* Start *
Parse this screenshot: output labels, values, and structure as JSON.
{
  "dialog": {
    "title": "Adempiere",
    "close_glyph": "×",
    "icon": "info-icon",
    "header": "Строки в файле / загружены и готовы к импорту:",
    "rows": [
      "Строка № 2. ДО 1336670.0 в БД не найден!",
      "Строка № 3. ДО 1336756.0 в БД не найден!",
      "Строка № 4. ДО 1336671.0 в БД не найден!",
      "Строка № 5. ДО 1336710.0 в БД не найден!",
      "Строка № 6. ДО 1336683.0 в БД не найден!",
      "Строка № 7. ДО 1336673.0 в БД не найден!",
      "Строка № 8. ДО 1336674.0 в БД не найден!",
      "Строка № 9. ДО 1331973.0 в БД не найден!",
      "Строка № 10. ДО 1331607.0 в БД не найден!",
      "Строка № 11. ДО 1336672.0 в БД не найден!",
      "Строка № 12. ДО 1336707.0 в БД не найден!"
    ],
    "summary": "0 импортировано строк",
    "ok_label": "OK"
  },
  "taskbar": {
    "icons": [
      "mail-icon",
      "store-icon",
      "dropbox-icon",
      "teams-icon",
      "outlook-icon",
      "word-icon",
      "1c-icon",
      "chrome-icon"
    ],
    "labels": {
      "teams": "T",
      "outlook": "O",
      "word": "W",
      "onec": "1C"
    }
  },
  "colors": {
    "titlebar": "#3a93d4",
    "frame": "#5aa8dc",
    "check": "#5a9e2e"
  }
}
* End *
Given instruction: Please repeat the listing above in full and exactly.

Task solution:
Parse this screenshot: output labels, values, and structure as JSON.
{
  "dialog": {
    "title": "Adempiere",
    "close_glyph": "×",
    "icon": "info-icon",
    "header": "Строки в файле / загружены и готовы к импорту:",
    "rows": [
      "Строка № 2. ДО 1336670.0 в БД не найден!",
      "Строка № 3. ДО 1336756.0 в БД не найден!",
      "Строка № 4. ДО 1336671.0 в БД не найден!",
      "Строка № 5. ДО 1336710.0 в БД не найден!",
      "Строка № 6. ДО 1336683.0 в БД не найден!",
      "Строка № 7. ДО 1336673.0 в БД не найден!",
      "Строка № 8. ДО 1336674.0 в БД не найден!",
      "Строка № 9. ДО 1331973.0 в БД не найден!",
      "Строка № 10. ДО 1331607.0 в БД не найден!",
      "Строка № 11. ДО 1336672.0 в БД не найден!",
      "Строка № 12. ДО 1336707.0 в БД не найден!"
    ],
    "summary": "0 импортировано строк",
    "ok_label": "OK"
  },
  "taskbar": {
    "icons": [
      "mail-icon",
      "store-icon",
      "dropbox-icon",
      "teams-icon",
      "outlook-icon",
      "word-icon",
      "1c-icon",
      "chrome-icon"
    ],
    "labels": {
      "teams": "T",
      "outlook": "O",
      "word": "W",
      "onec": "1C"
    }
  },
  "colors": {
    "titlebar": "#3a93d4",
    "frame": "#5aa8dc",
    "check": "#5a9e2e"
  }
}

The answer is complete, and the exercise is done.